# EXERCISE DESCRIPTION:
Without the pictures, output the records below word for word.

──────── DATA SHOWN ────────

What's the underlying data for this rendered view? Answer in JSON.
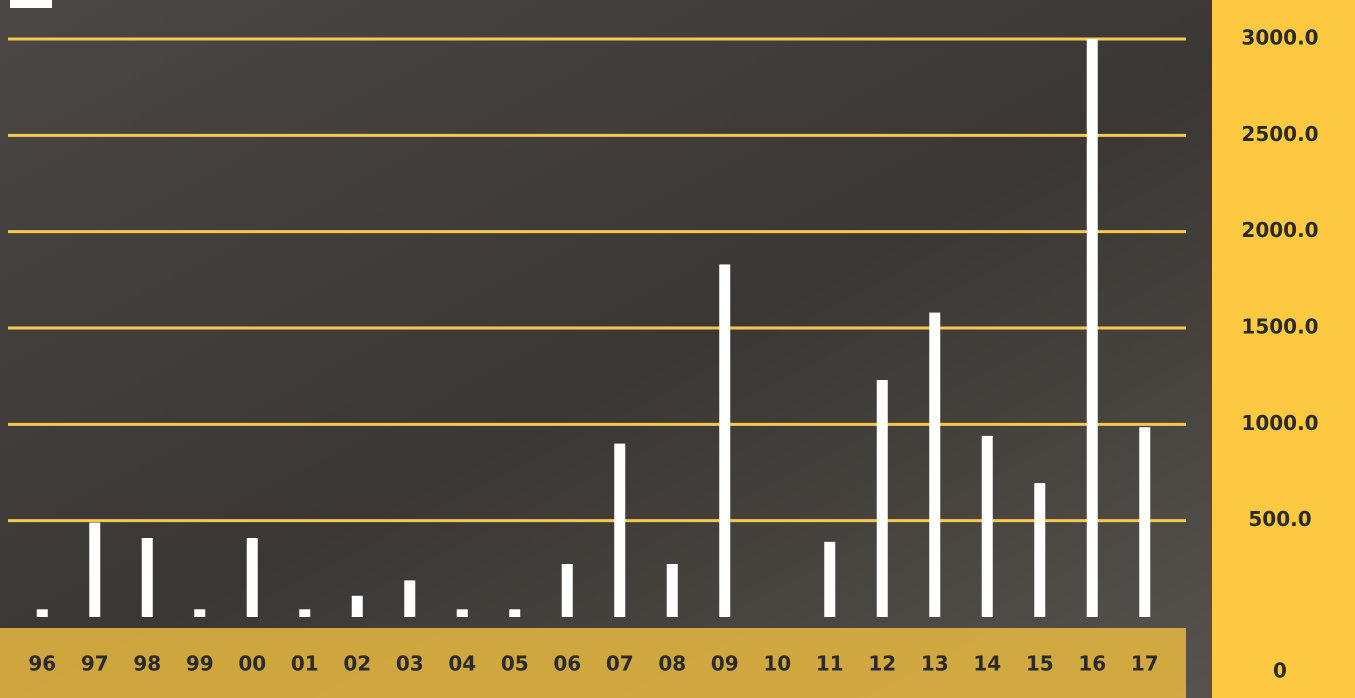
{
  "chart_data": {
    "type": "bar",
    "categories": [
      "96",
      "97",
      "98",
      "99",
      "00",
      "01",
      "02",
      "03",
      "04",
      "05",
      "06",
      "07",
      "08",
      "09",
      "10",
      "11",
      "12",
      "13",
      "14",
      "15",
      "16",
      "17"
    ],
    "values": [
      40,
      490,
      410,
      40,
      410,
      40,
      110,
      190,
      40,
      40,
      275,
      900,
      275,
      1830,
      0,
      390,
      1230,
      1580,
      940,
      695,
      3000,
      985
    ],
    "color": "#ffffff",
    "ylim": [
      0,
      3000
    ],
    "yticks": [
      0,
      {
        "value": 500,
        "label": "500.0"
      },
      {
        "value": 1000,
        "label": "1000.0"
      },
      {
        "value": 1500,
        "label": "1500.0"
      },
      {
        "value": 2000,
        "label": "2000.0"
      },
      {
        "value": 2500,
        "label": "2500.0"
      },
      {
        "value": 3000,
        "label": "3000.0"
      }
    ],
    "grid": true,
    "grid_color": "#f6c850"
  }
}
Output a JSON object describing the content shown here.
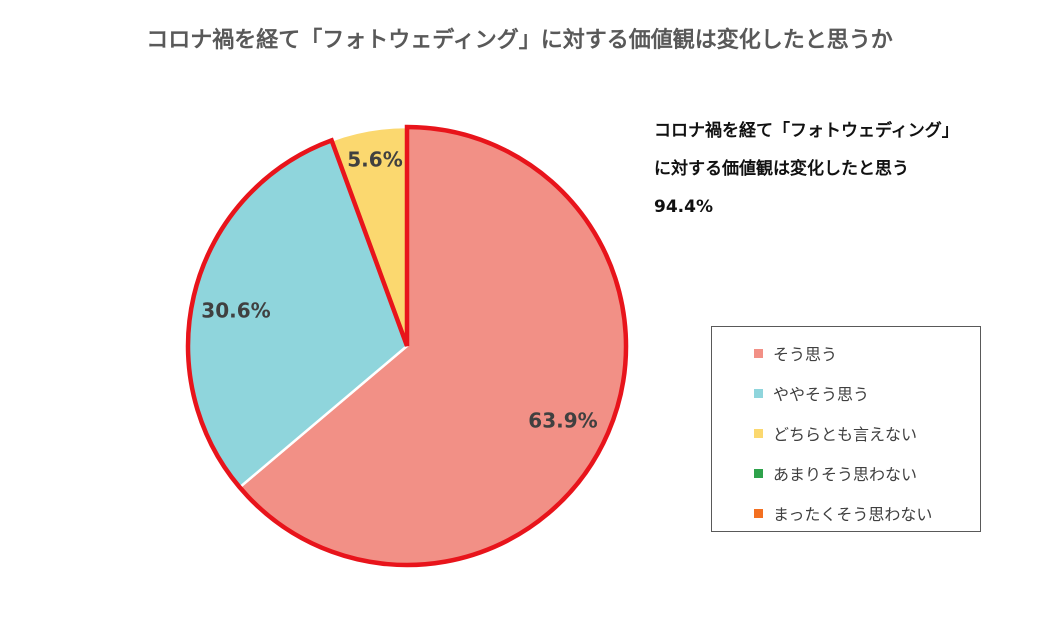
{
  "title": "コロナ禍を経て「フォトウェディング」に対する価値観は変化したと思うか",
  "annotation": {
    "line1": "コロナ禍を経て「フォトウェディング」",
    "line2": "に対する価値観は変化したと思う",
    "value": "94.4%"
  },
  "chart_data": {
    "type": "pie",
    "title": "コロナ禍を経て「フォトウェディング」に対する価値観は変化したと思うか",
    "start": "12 o'clock",
    "direction": "clockwise",
    "slices": [
      {
        "name": "そう思う",
        "value": 63.9,
        "label": "63.9%",
        "color": "#F29086"
      },
      {
        "name": "ややそう思う",
        "value": 30.6,
        "label": "30.6%",
        "color": "#8FD5DC"
      },
      {
        "name": "どちらとも言えない",
        "value": 5.6,
        "label": "5.6%",
        "color": "#FBD86F"
      },
      {
        "name": "あまりそう思わない",
        "value": 0,
        "label": "",
        "color": "#2EA24B"
      },
      {
        "name": "まったくそう思わない",
        "value": 0,
        "label": "",
        "color": "#F37021"
      }
    ],
    "highlight": {
      "slices": [
        "そう思う",
        "ややそう思う"
      ],
      "outline_color": "#E8141B",
      "total": "94.4%"
    },
    "legend_position": "right"
  }
}
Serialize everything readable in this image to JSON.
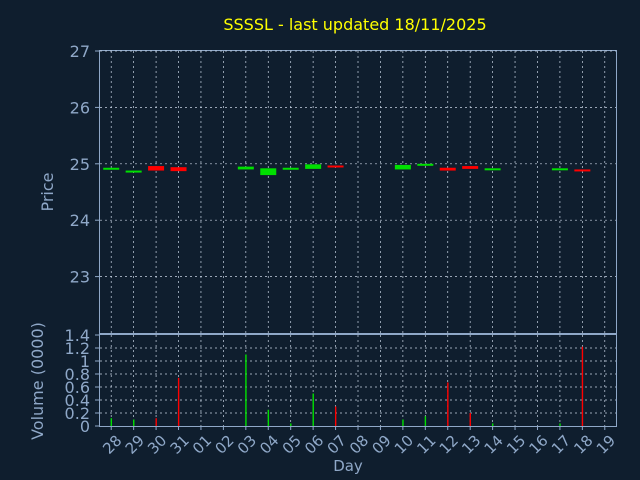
{
  "chart_data": {
    "type": "candlestick",
    "title": "SSSSL - last updated 18/11/2025",
    "x_categories": [
      "28",
      "29",
      "30",
      "31",
      "01",
      "02",
      "03",
      "04",
      "05",
      "06",
      "07",
      "08",
      "09",
      "10",
      "11",
      "12",
      "13",
      "14",
      "15",
      "16",
      "17",
      "18",
      "19"
    ],
    "xlabel": "Day",
    "grid": true,
    "price_panel": {
      "ylabel": "Price",
      "ylim": [
        22.0,
        27.0
      ],
      "yticks": [
        "27",
        "26",
        "25",
        "24",
        "23"
      ],
      "candles": [
        {
          "x": "28",
          "open": 24.91,
          "close": 24.93,
          "color": "#00e000"
        },
        {
          "x": "29",
          "open": 24.86,
          "close": 24.88,
          "color": "#00e000"
        },
        {
          "x": "30",
          "open": 24.96,
          "close": 24.88,
          "color": "#ff0000"
        },
        {
          "x": "31",
          "open": 24.94,
          "close": 24.87,
          "color": "#ff0000"
        },
        {
          "x": "03",
          "open": 24.9,
          "close": 24.95,
          "color": "#00e000"
        },
        {
          "x": "04",
          "open": 24.8,
          "close": 24.92,
          "color": "#00e000"
        },
        {
          "x": "05",
          "open": 24.91,
          "close": 24.93,
          "color": "#00e000"
        },
        {
          "x": "06",
          "open": 24.91,
          "close": 24.99,
          "color": "#00e000"
        },
        {
          "x": "07",
          "open": 24.97,
          "close": 24.94,
          "color": "#ff0000"
        },
        {
          "x": "10",
          "open": 24.9,
          "close": 24.98,
          "color": "#00e000"
        },
        {
          "x": "11",
          "open": 24.98,
          "close": 25.0,
          "color": "#00e000"
        },
        {
          "x": "12",
          "open": 24.93,
          "close": 24.88,
          "color": "#ff0000"
        },
        {
          "x": "13",
          "open": 24.96,
          "close": 24.91,
          "color": "#ff0000"
        },
        {
          "x": "14",
          "open": 24.9,
          "close": 24.92,
          "color": "#00e000"
        },
        {
          "x": "17",
          "open": 24.9,
          "close": 24.92,
          "color": "#00e000"
        },
        {
          "x": "18",
          "open": 24.9,
          "close": 24.88,
          "color": "#ff0000"
        }
      ]
    },
    "volume_panel": {
      "ylabel": "Volume (0000)",
      "ylim": [
        0,
        1.4
      ],
      "yticks": [
        "1.4",
        "1.2",
        "1",
        "0.8",
        "0.6",
        "0.4",
        "0.2",
        "0"
      ],
      "bars": [
        {
          "x": "28",
          "value": 0.12,
          "color": "#00e000"
        },
        {
          "x": "29",
          "value": 0.1,
          "color": "#00e000"
        },
        {
          "x": "30",
          "value": 0.12,
          "color": "#ff0000"
        },
        {
          "x": "31",
          "value": 0.74,
          "color": "#ff0000"
        },
        {
          "x": "03",
          "value": 1.1,
          "color": "#00e000"
        },
        {
          "x": "04",
          "value": 0.25,
          "color": "#00e000"
        },
        {
          "x": "05",
          "value": 0.04,
          "color": "#00e000"
        },
        {
          "x": "06",
          "value": 0.5,
          "color": "#00e000"
        },
        {
          "x": "07",
          "value": 0.3,
          "color": "#ff0000"
        },
        {
          "x": "10",
          "value": 0.1,
          "color": "#00e000"
        },
        {
          "x": "11",
          "value": 0.15,
          "color": "#00e000"
        },
        {
          "x": "12",
          "value": 0.67,
          "color": "#ff0000"
        },
        {
          "x": "13",
          "value": 0.2,
          "color": "#ff0000"
        },
        {
          "x": "14",
          "value": 0.04,
          "color": "#00e000"
        },
        {
          "x": "17",
          "value": 0.04,
          "color": "#00e000"
        },
        {
          "x": "18",
          "value": 1.22,
          "color": "#ff0000"
        }
      ]
    }
  },
  "colors": {
    "background": "#0f1e2e",
    "axis": "#8fa8c8",
    "grid": "#c8d4e4",
    "title": "#ffff00",
    "up": "#00e000",
    "down": "#ff0000"
  }
}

────────

# TASK RESULT:
What's the underlying data for this rendered view? Answer in JSON.
{
  "chart_data": {
    "type": "bar",
    "categories": [
      "96",
      "97",
      "98",
      "99",
      "00",
      "01",
      "02",
      "03",
      "04",
      "05",
      "06",
      "07",
      "08",
      "09",
      "10",
      "11",
      "12",
      "13",
      "14",
      "15",
      "16",
      "17"
    ],
    "values": [
      40,
      490,
      410,
      40,
      410,
      40,
      110,
      190,
      40,
      40,
      275,
      900,
      275,
      1830,
      0,
      390,
      1230,
      1580,
      940,
      695,
      3000,
      985
    ],
    "color": "#ffffff",
    "ylim": [
      0,
      3000
    ],
    "yticks": [
      0,
      {
        "value": 500,
        "label": "500.0"
      },
      {
        "value": 1000,
        "label": "1000.0"
      },
      {
        "value": 1500,
        "label": "1500.0"
      },
      {
        "value": 2000,
        "label": "2000.0"
      },
      {
        "value": 2500,
        "label": "2500.0"
      },
      {
        "value": 3000,
        "label": "3000.0"
      }
    ],
    "grid": true,
    "grid_color": "#f6c850"
  }
}
Output a JSON object describing the content shown here.
{
  "title": "コロナ禍を経て「フォトウェディング」に対する価値観は変化したと思うか",
  "annotation": {
    "line1": "コロナ禍を経て「フォトウェディング」",
    "line2": "に対する価値観は変化したと思う",
    "value": "94.4%"
  },
  "chart_data": {
    "type": "pie",
    "title": "コロナ禍を経て「フォトウェディング」に対する価値観は変化したと思うか",
    "start": "12 o'clock",
    "direction": "clockwise",
    "slices": [
      {
        "name": "そう思う",
        "value": 63.9,
        "label": "63.9%",
        "color": "#F29086"
      },
      {
        "name": "ややそう思う",
        "value": 30.6,
        "label": "30.6%",
        "color": "#8FD5DC"
      },
      {
        "name": "どちらとも言えない",
        "value": 5.6,
        "label": "5.6%",
        "color": "#FBD86F"
      },
      {
        "name": "あまりそう思わない",
        "value": 0,
        "label": "",
        "color": "#2EA24B"
      },
      {
        "name": "まったくそう思わない",
        "value": 0,
        "label": "",
        "color": "#F37021"
      }
    ],
    "highlight": {
      "slices": [
        "そう思う",
        "ややそう思う"
      ],
      "outline_color": "#E8141B",
      "total": "94.4%"
    },
    "legend_position": "right"
  }
}
Serialize everything readable in this image to JSON.
{
  "chart_data": {
    "type": "candlestick",
    "title": "SSSSL - last updated 18/11/2025",
    "x_categories": [
      "28",
      "29",
      "30",
      "31",
      "01",
      "02",
      "03",
      "04",
      "05",
      "06",
      "07",
      "08",
      "09",
      "10",
      "11",
      "12",
      "13",
      "14",
      "15",
      "16",
      "17",
      "18",
      "19"
    ],
    "xlabel": "Day",
    "grid": true,
    "price_panel": {
      "ylabel": "Price",
      "ylim": [
        22.0,
        27.0
      ],
      "yticks": [
        "27",
        "26",
        "25",
        "24",
        "23"
      ],
      "candles": [
        {
          "x": "28",
          "open": 24.91,
          "close": 24.93,
          "color": "#00e000"
        },
        {
          "x": "29",
          "open": 24.86,
          "close": 24.88,
          "color": "#00e000"
        },
        {
          "x": "30",
          "open": 24.96,
          "close": 24.88,
          "color": "#ff0000"
        },
        {
          "x": "31",
          "open": 24.94,
          "close": 24.87,
          "color": "#ff0000"
        },
        {
          "x": "03",
          "open": 24.9,
          "close": 24.95,
          "color": "#00e000"
        },
        {
          "x": "04",
          "open": 24.8,
          "close": 24.92,
          "color": "#00e000"
        },
        {
          "x": "05",
          "open": 24.91,
          "close": 24.93,
          "color": "#00e000"
        },
        {
          "x": "06",
          "open": 24.91,
          "close": 24.99,
          "color": "#00e000"
        },
        {
          "x": "07",
          "open": 24.97,
          "close": 24.94,
          "color": "#ff0000"
        },
        {
          "x": "10",
          "open": 24.9,
          "close": 24.98,
          "color": "#00e000"
        },
        {
          "x": "11",
          "open": 24.98,
          "close": 25.0,
          "color": "#00e000"
        },
        {
          "x": "12",
          "open": 24.93,
          "close": 24.88,
          "color": "#ff0000"
        },
        {
          "x": "13",
          "open": 24.96,
          "close": 24.91,
          "color": "#ff0000"
        },
        {
          "x": "14",
          "open": 24.9,
          "close": 24.92,
          "color": "#00e000"
        },
        {
          "x": "17",
          "open": 24.9,
          "close": 24.92,
          "color": "#00e000"
        },
        {
          "x": "18",
          "open": 24.9,
          "close": 24.88,
          "color": "#ff0000"
        }
      ]
    },
    "volume_panel": {
      "ylabel": "Volume (0000)",
      "ylim": [
        0,
        1.4
      ],
      "yticks": [
        "1.4",
        "1.2",
        "1",
        "0.8",
        "0.6",
        "0.4",
        "0.2",
        "0"
      ],
      "bars": [
        {
          "x": "28",
          "value": 0.12,
          "color": "#00e000"
        },
        {
          "x": "29",
          "value": 0.1,
          "color": "#00e000"
        },
        {
          "x": "30",
          "value": 0.12,
          "color": "#ff0000"
        },
        {
          "x": "31",
          "value": 0.74,
          "color": "#ff0000"
        },
        {
          "x": "03",
          "value": 1.1,
          "color": "#00e000"
        },
        {
          "x": "04",
          "value": 0.25,
          "color": "#00e000"
        },
        {
          "x": "05",
          "value": 0.04,
          "color": "#00e000"
        },
        {
          "x": "06",
          "value": 0.5,
          "color": "#00e000"
        },
        {
          "x": "07",
          "value": 0.3,
          "color": "#ff0000"
        },
        {
          "x": "10",
          "value": 0.1,
          "color": "#00e000"
        },
        {
          "x": "11",
          "value": 0.15,
          "color": "#00e000"
        },
        {
          "x": "12",
          "value": 0.67,
          "color": "#ff0000"
        },
        {
          "x": "13",
          "value": 0.2,
          "color": "#ff0000"
        },
        {
          "x": "14",
          "value": 0.04,
          "color": "#00e000"
        },
        {
          "x": "17",
          "value": 0.04,
          "color": "#00e000"
        },
        {
          "x": "18",
          "value": 1.22,
          "color": "#ff0000"
        }
      ]
    }
  },
  "colors": {
    "background": "#0f1e2e",
    "axis": "#8fa8c8",
    "grid": "#c8d4e4",
    "title": "#ffff00",
    "up": "#00e000",
    "down": "#ff0000"
  }
}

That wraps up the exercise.